>> begin SUPPLIED INFORMATION
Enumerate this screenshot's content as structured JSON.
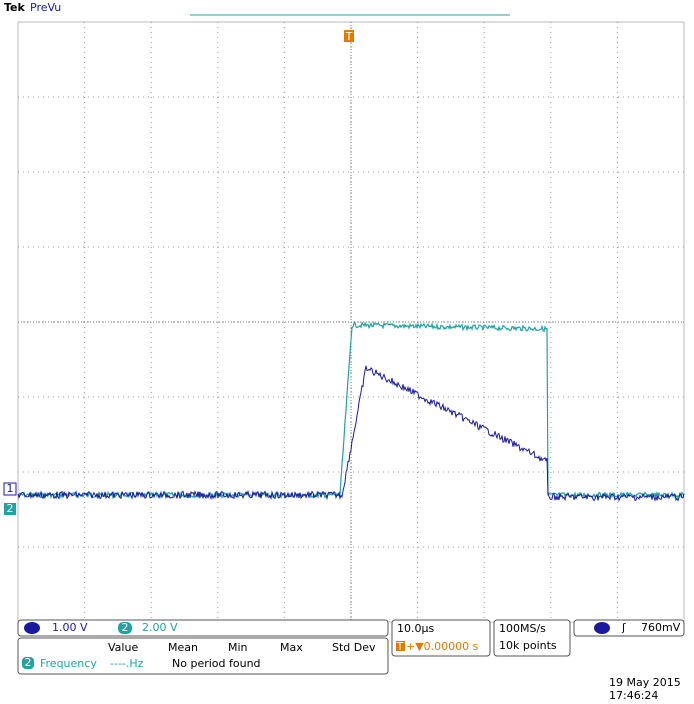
{
  "header": {
    "brand": "Tek",
    "mode": "PreVu"
  },
  "markers": {
    "ch1": "1",
    "ch2": "2",
    "trigger": "T"
  },
  "channels": [
    {
      "label": "1",
      "scale": "1.00 V"
    },
    {
      "label": "2",
      "scale": "2.00 V"
    }
  ],
  "timebase": {
    "scale": "10.0µs",
    "delay_icon": "T",
    "delay": "+▼0.00000 s"
  },
  "acquisition": {
    "rate": "100MS/s",
    "length": "10k points"
  },
  "trigger": {
    "slope": "ʃ",
    "level": "760mV"
  },
  "measurements": {
    "columns": [
      "Value",
      "Mean",
      "Min",
      "Max",
      "Std Dev"
    ],
    "rows": [
      {
        "source": "2",
        "name": "Frequency",
        "value": "----.Hz",
        "status": "No period found"
      }
    ]
  },
  "timestamp": {
    "date": "19 May 2015",
    "time": "17:46:24"
  }
}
>> end SUPPLIED INFORMATION
Pictures don't belong in the copy. Transcribe every record exactly as it appears.

EXERCISE OUTPUT:
Enumerate this screenshot's content as structured JSON.
{
  "header": {
    "brand": "Tek",
    "mode": "PreVu"
  },
  "markers": {
    "ch1": "1",
    "ch2": "2",
    "trigger": "T"
  },
  "channels": [
    {
      "label": "1",
      "scale": "1.00 V"
    },
    {
      "label": "2",
      "scale": "2.00 V"
    }
  ],
  "timebase": {
    "scale": "10.0µs",
    "delay_icon": "T",
    "delay": "+▼0.00000 s"
  },
  "acquisition": {
    "rate": "100MS/s",
    "length": "10k points"
  },
  "trigger": {
    "slope": "ʃ",
    "level": "760mV"
  },
  "measurements": {
    "columns": [
      "Value",
      "Mean",
      "Min",
      "Max",
      "Std Dev"
    ],
    "rows": [
      {
        "source": "2",
        "name": "Frequency",
        "value": "----.Hz",
        "status": "No period found"
      }
    ]
  },
  "timestamp": {
    "date": "19 May 2015",
    "time": "17:46:24"
  }
}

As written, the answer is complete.